> [YOUR GOAL]
Among the records that follow, count the lines with the string "name"; report only that count.

[BEGIN]

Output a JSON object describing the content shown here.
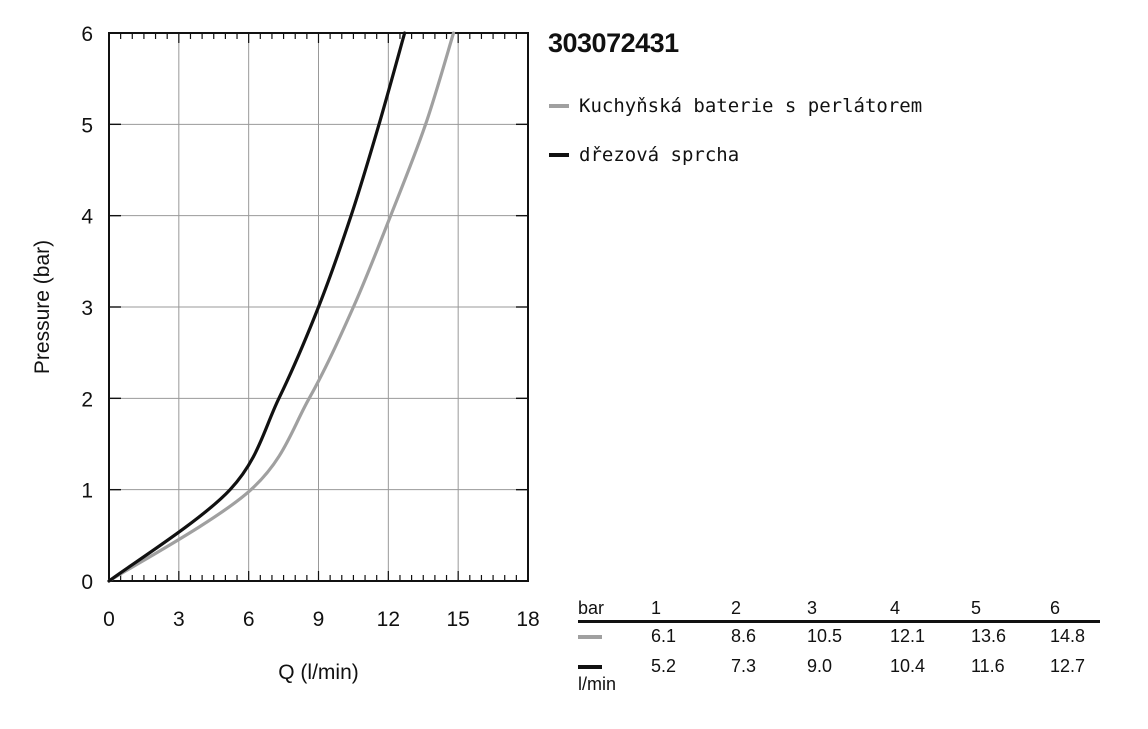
{
  "product_id": "303072431",
  "chart_data": {
    "type": "line",
    "xlabel": "Q (l/min)",
    "ylabel": "Pressure (bar)",
    "xlim": [
      0,
      18
    ],
    "ylim": [
      0,
      6
    ],
    "x_ticks": [
      0,
      3,
      6,
      9,
      12,
      15,
      18
    ],
    "y_ticks": [
      0,
      1,
      2,
      3,
      4,
      5,
      6
    ],
    "grid": true,
    "series": [
      {
        "name": "Kuchyňská baterie s perlátorem",
        "color": "#a0a0a0",
        "points": [
          [
            0,
            0
          ],
          [
            6.1,
            1
          ],
          [
            8.6,
            2
          ],
          [
            10.5,
            3
          ],
          [
            12.1,
            4
          ],
          [
            13.6,
            5
          ],
          [
            14.8,
            6
          ]
        ]
      },
      {
        "name": "dřezová sprcha",
        "color": "#111111",
        "points": [
          [
            0,
            0
          ],
          [
            5.2,
            1
          ],
          [
            7.3,
            2
          ],
          [
            9.0,
            3
          ],
          [
            10.4,
            4
          ],
          [
            11.6,
            5
          ],
          [
            12.7,
            6
          ]
        ]
      }
    ]
  },
  "table": {
    "unit_top": "bar",
    "unit_bottom": "l/min",
    "columns": [
      "1",
      "2",
      "3",
      "4",
      "5",
      "6"
    ],
    "rows": [
      {
        "color": "#a0a0a0",
        "values": [
          "6.1",
          "8.6",
          "10.5",
          "12.1",
          "13.6",
          "14.8"
        ]
      },
      {
        "color": "#111111",
        "values": [
          "5.2",
          "7.3",
          "9.0",
          "10.4",
          "11.6",
          "12.7"
        ]
      }
    ]
  }
}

[END]

> [TASK ANSWER]
2